Work to be completed: Leave out the pictures and copy each record below exactly.
# Extracted information start
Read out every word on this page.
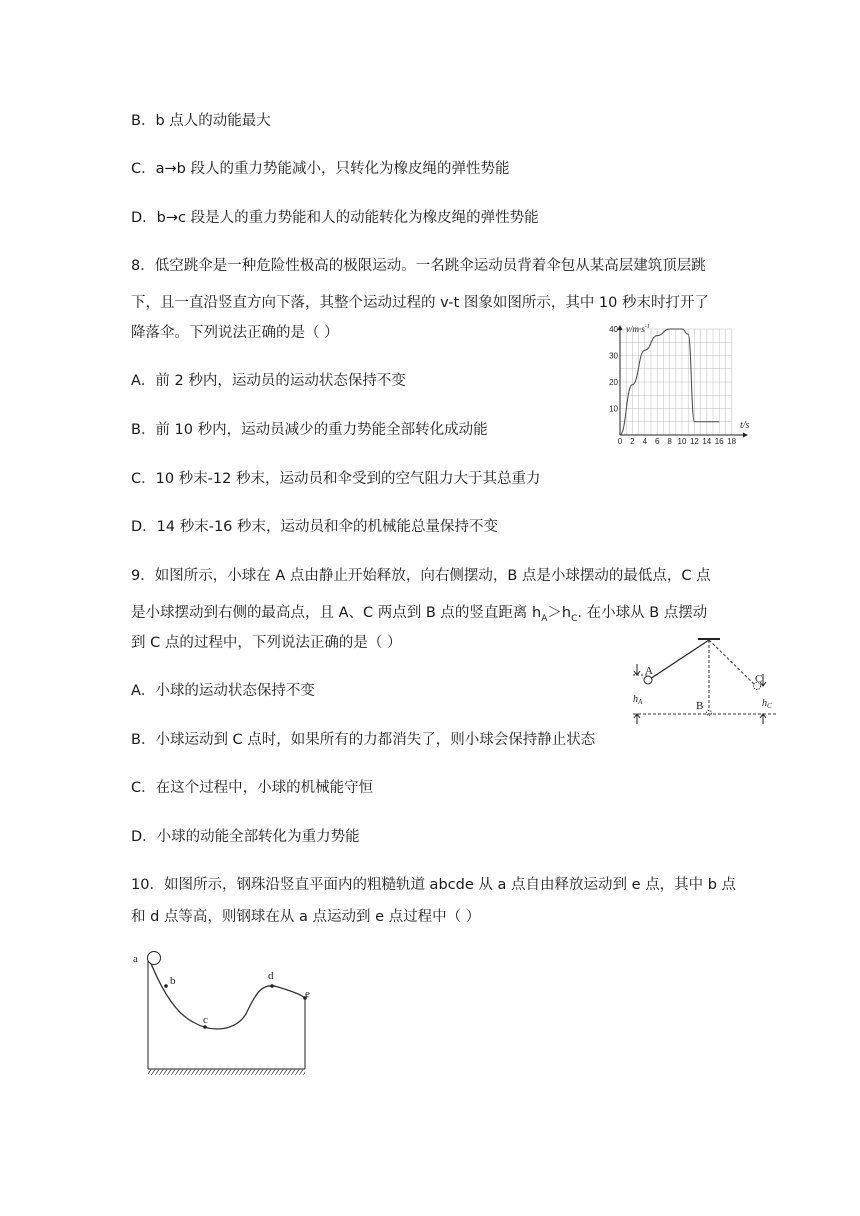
B．b 点人的动能最大
C．a→b 段人的重力势能减小，只转化为橡皮绳的弹性势能
D．b→c 段是人的重力势能和人的动能转化为橡皮绳的弹性势能
8．低空跳伞是一种危险性极高的极限运动。一名跳伞运动员背着伞包从某高层建筑顶层跳
下，且一直沿竖直方向下落，其整个运动过程的 v-t 图象如图所示，其中 10 秒末时打开了
降落伞。下列说法正确的是（ ）
A．前 2 秒内，运动员的运动状态保持不变
B．前 10 秒内，运动员减少的重力势能全部转化成动能
C．10 秒末-12 秒末，运动员和伞受到的空气阻力大于其总重力
D．14 秒末-16 秒末，运动员和伞的机械能总量保持不变
40
30
20
10
0 2 4 6 8 10 12 14 16 18
$v/m\cdot s^{-1}$
t/s
9．如图所示，小球在 A 点由静止开始释放，向右侧摆动，B 点是小球摆动的最低点，C 点
是小球摆动到右侧的最高点，且 A、C 两点到 B 点的竖直距离 $h_A>h_C$. 在小球从 B 点摆动
到 C 点的过程中，下列说法正确的是（ ）
A．小球的运动状态保持不变
B．小球运动到 C 点时，如果所有的力都消失了，则小球会保持静止状态
C．在这个过程中，小球的机械能守恒
D．小球的动能全部转化为重力势能
A
B
C
$h_A$	$h_C$
10．如图所示，钢珠沿竖直平面内的粗糙轨道 abcde 从 a 点自由释放运动到 e 点，其中 b 点
和 d 点等高，则钢球在从 a 点运动到 e 点过程中（ ）
a
b
c
d
e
# Extracted information end
Solution:
Read out every word on this page.
B．b 点人的动能最大
C．a→b 段人的重力势能减小，只转化为橡皮绳的弹性势能
D．b→c 段是人的重力势能和人的动能转化为橡皮绳的弹性势能
8．低空跳伞是一种危险性极高的极限运动。一名跳伞运动员背着伞包从某高层建筑顶层跳
下，且一直沿竖直方向下落，其整个运动过程的 v-t 图象如图所示，其中 10 秒末时打开了
降落伞。下列说法正确的是（ ）
A．前 2 秒内，运动员的运动状态保持不变
B．前 10 秒内，运动员减少的重力势能全部转化成动能
C．10 秒末-12 秒末，运动员和伞受到的空气阻力大于其总重力
D．14 秒末-16 秒末，运动员和伞的机械能总量保持不变
40
30
20
10
0 2 4 6 8 10 12 14 16 18
$v/m\cdot s^{-1}$
t/s
9．如图所示，小球在 A 点由静止开始释放，向右侧摆动，B 点是小球摆动的最低点，C 点
是小球摆动到右侧的最高点，且 A、C 两点到 B 点的竖直距离 $h_A>h_C$. 在小球从 B 点摆动
到 C 点的过程中，下列说法正确的是（ ）
A．小球的运动状态保持不变
B．小球运动到 C 点时，如果所有的力都消失了，则小球会保持静止状态
C．在这个过程中，小球的机械能守恒
D．小球的动能全部转化为重力势能
A
B
C
$h_A$	$h_C$
10．如图所示，钢珠沿竖直平面内的粗糙轨道 abcde 从 a 点自由释放运动到 e 点，其中 b 点
和 d 点等高，则钢球在从 a 点运动到 e 点过程中（ ）
a
b
c
d
e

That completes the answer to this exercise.